• [Stated exercise 1] Copy the text of the Spark components passage between "Prior to Spark" and "all Spark applications.", inclusive.
• [Stated exercise 2] Continue the Spark components passage from where it stops.

Figure 3.1 Spark Standalone cluster application components.
All Spark components, including the Driver, Master, and Executor processes, run in Java virtual machines (JVMs). A JVM is a cross-platform runtime engine that can execute instructions compiled into Java bytecode. Scala, which Spark is written in, compiles into bytecode and runs on JVMs.
It is important to distinguish between Spark’s runtime application components and the locations and node types on which they run. These components run in different places using different deployment modes, so don’t think of these components in physical node or instance terms. For instance, when running Spark on YARN, there would be several variations of Figure 3.1. However, all the components pictured are still involved in the application and have the same roles.
Spark Driver
The life of a Spark application starts and finishes with the Spark Driver. The Driver is the process that clients use to submit applications in Spark. The Driver is also responsible for planning and coordinating the execution of the Spark program and returning status and/or results (data) to the client. The Driver can physically reside on a client or on a node in the cluster, as you will see later.
SparkSession
The Spark Driver is responsible for creating the SparkSession. The SparkSession object represents a connection to a Spark cluster. The SparkSession is instantiated at the beginning of a Spark application, including the interactive shells, and is used for the entirety of the program.
Prior to Spark 2.0, entry points for Spark applications included the SparkContext, used for Spark core applications; the SQLContext and HiveContext, used with Spark SQL applications; and the StreamingContext, used for Spark Streaming applications. The SparkSession object introduced in Spark 2.0 combines all these objects into a single entry point that can be used for all Spark applications.

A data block
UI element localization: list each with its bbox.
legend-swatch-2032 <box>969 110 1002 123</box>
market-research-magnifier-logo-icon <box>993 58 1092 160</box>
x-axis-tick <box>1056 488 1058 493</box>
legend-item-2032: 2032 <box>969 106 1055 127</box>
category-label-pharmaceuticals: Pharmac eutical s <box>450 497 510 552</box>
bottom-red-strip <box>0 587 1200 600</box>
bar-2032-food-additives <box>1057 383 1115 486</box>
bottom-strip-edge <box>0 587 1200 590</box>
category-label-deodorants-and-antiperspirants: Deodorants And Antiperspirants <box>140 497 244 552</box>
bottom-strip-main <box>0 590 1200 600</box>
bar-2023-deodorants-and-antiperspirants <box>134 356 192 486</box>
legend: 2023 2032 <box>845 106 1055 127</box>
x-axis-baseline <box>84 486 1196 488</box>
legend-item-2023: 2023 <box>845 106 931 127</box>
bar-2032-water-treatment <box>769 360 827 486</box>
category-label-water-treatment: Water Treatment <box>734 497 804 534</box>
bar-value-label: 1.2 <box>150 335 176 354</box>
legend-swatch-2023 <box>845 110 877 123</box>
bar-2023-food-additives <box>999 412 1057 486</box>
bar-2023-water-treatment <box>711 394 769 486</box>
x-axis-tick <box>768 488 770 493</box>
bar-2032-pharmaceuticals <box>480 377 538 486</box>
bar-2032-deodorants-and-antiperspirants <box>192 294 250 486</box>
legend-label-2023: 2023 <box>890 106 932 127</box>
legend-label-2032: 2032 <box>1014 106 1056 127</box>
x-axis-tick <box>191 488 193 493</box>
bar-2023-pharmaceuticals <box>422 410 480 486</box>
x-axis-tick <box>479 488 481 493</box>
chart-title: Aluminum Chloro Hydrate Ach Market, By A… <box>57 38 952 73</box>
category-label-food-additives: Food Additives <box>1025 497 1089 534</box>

• [Reply 1]
Prior to Spark 2.0, entry points for Spark applications included the SparkContext, used for Spark core applications; the SQLContext and HiveContext, used with Spark SQL applications; and the StreamingContext, used for Spark Streaming applications. The SparkSession object introduced in Spark 2.0 combines all these objects into a single entry point that can be used for all Spark applications.

• [Reply 2]
Through its SparkContext and SparkConf child objects, the SparkSession object contains all the runtime configuration properties set by the user, including configuration properties such as the Master, application name, number of Executors, and more. Figure 3.2 shows the SparkSession object and some of its configuration properties within a pyspark shell.
Figure 3.2 SparkSession properties.
Listing 3.1 demonstrates how to create a SparkSession within a non-interactive Spark application, such as a program submitted using spark-submit.
Listing 3.1 Creating a SparkSession
from pyspark.sql import SparkSession
spark = SparkSession.builder .master("spark://sparkmaster:7077") .appName("My Spark Application") .config("spark.submit.deployMode", "client") .getOrCreate()
numlines = spark.sparkContext.textFile("file:///opt/spark/licenses") .count()
print("The total number of lines is " + str(numlines))
Application Planning
One of the main functions of the Driver is to plan the application. The Driver takes the application processing input and plans the execution of the program. The Driver takes all the requested transformations (data manipulation operations) and actions (requests for output or prompts to execute programs) and creates a directed acyclic graph (DAG) of nodes, each representing a transformational or computational step.
A Spark application DAG consists of tasks and stages. A task is the smallest unit of schedulable work in a Spark program. A stage is a set of tasks that can be run together. Stages are dependent upon one another; in other words, there are stage dependencies.
In a process scheduling sense, DAGs are not unique to Spark. For instance, they are used in other Big Data ecosystem projects, such as Tez, Drill, and Presto for scheduling. DAGs are fundamental to Spark, so it is worth being familiar with the concept.
Application Orchestration
The Driver also coordinates the running of stages and tasks defined in the DAG. Key driver activities involved in the scheduling and running of tasks include the following:
Keeping track of available resources to execute tasks
Scheduling tasks to run “close” to the data where possible (the concept of data locality)
Other Functions
In addition to planning and orchestrating the execution of a Spark program, the Driver is also responsible for returning the results from an application. These could be return codes or data in the case of an action that requests data to be returned to the client (for example, an interactive query).
The Driver also serves the application UI on port 4040, as shown in Figure 3.3. This UI is created automatically; it is independent of the code submitted or how it was submitted (that is, interactive using pyspark or non-interactive using spark-submit).
Figure 3.3 Spark application UI.
If subsequent applications launch on the same host, successive ports are used for the application UI (for example, 4041, 4042, and so on).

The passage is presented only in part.